Actualisé 13.07.2014 à 11:47

Mondial 2014

Les tops et les flops de la Coupe du monde

Du sourire éclatant de James Rodriguez à la dentition devenue tristement célèbre de Luis Suarez, il est l'heure de décerner les tops et les flops du Mondial.

L'absence de Falcao, forfait sur blessure ? La Colombie l'a presque oubliée et n'a plus qu'un nom, voire qu'un prénom aux lèvres: James Rodriguez.

La révélation du tournoi a pu fêter dignement ses 23 ans le 12 juillet. Le joueur de Monaco a inscrit un des plus beaux buts de la compétition contre l'Uruguay et ce jour-là tout le monde a appris à prononcer son prénom à la mode «Cafeteros», soit «Ramess» et non à l'anglaise.

Son physique de beau gosse, son déhanché pour danser après ses buts ont conquis la planète. La twittosphère l'a déguisé en James Bond, avec smoking et pistolet au poing. Quand il a éclaté en larmes après l'élimination en quart contre le Brésil, Marcelo et David Luiz, adversaires en défense, sont venus sincèrement le consoler. Une des belles images du Mondial.

◆ **Votre tâche**: Recopiez fidèlement le passage de l'article sur la Coupe du monde compris entre "La révélation du" et "non à l'anglaise.", ces deux passages inclus.

Entrées de données enregistrées:

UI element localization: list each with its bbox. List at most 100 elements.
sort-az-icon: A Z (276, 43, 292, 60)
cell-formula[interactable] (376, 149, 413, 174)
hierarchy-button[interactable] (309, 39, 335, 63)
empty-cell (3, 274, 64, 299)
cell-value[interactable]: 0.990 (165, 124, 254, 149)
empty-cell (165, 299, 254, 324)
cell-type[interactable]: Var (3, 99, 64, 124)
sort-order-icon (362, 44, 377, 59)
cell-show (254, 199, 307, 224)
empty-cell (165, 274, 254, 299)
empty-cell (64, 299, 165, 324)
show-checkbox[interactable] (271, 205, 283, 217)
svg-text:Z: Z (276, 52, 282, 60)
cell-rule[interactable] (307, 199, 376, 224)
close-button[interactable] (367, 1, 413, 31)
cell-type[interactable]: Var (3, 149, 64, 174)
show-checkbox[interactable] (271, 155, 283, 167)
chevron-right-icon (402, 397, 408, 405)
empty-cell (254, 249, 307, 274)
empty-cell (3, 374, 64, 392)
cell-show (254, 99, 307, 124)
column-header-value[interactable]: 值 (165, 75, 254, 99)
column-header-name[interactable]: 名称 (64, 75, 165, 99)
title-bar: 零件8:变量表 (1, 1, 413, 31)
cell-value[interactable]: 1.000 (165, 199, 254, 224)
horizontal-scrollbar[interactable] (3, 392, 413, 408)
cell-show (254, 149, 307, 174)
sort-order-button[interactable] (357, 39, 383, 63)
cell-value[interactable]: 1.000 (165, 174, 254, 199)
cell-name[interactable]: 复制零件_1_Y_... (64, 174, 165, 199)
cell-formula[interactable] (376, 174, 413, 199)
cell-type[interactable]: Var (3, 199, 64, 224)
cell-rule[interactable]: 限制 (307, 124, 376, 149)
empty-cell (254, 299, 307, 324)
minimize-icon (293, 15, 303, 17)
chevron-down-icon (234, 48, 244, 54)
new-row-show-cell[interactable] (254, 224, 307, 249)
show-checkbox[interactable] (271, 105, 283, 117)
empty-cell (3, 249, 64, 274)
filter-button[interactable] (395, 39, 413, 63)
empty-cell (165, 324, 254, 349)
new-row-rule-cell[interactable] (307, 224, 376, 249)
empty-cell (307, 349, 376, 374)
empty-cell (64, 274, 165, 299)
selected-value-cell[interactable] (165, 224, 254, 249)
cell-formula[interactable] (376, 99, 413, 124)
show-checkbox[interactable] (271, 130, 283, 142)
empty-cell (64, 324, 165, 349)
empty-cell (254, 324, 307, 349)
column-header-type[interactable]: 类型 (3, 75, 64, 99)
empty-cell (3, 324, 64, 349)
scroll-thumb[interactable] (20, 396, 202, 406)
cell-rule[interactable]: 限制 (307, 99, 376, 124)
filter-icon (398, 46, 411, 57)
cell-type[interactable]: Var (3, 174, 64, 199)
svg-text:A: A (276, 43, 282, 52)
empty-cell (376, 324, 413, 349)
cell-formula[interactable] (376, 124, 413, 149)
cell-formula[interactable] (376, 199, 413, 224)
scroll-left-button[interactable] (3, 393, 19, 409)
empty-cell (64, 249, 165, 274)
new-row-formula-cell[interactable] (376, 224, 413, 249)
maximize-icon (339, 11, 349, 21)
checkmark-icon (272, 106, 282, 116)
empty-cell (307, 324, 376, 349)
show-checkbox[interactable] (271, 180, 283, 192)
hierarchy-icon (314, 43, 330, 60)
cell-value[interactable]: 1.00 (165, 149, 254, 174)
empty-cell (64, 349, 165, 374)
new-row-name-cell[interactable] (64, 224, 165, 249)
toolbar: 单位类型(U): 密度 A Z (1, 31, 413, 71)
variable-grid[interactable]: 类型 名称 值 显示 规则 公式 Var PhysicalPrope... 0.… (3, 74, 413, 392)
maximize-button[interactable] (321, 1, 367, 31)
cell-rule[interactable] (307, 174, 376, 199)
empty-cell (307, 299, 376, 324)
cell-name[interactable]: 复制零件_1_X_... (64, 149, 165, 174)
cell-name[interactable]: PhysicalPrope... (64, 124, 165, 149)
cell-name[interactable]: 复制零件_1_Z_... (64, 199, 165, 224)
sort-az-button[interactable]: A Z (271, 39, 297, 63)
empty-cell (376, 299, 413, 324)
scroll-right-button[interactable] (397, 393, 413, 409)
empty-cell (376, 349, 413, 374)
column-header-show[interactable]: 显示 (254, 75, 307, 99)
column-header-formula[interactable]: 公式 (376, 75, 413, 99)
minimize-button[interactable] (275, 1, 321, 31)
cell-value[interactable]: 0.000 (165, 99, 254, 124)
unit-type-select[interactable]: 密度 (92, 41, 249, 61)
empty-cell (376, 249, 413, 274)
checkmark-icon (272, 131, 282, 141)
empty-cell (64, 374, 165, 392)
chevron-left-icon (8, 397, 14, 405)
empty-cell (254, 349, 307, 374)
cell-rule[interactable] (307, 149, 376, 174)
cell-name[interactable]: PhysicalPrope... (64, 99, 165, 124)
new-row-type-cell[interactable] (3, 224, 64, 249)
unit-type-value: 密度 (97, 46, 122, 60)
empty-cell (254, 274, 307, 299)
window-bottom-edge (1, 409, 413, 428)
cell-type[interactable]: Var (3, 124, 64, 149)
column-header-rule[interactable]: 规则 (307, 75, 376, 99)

◆ **Réponse**:
La révélation du tournoi a pu fêter dignement ses 23 ans le 12 juillet. Le joueur de Monaco a inscrit un des plus beaux buts de la compétition contre l'Uruguay et ce jour-là tout le monde a appris à prononcer son prénom à la mode «Cafeteros», soit «Ramess» et non à l'anglaise.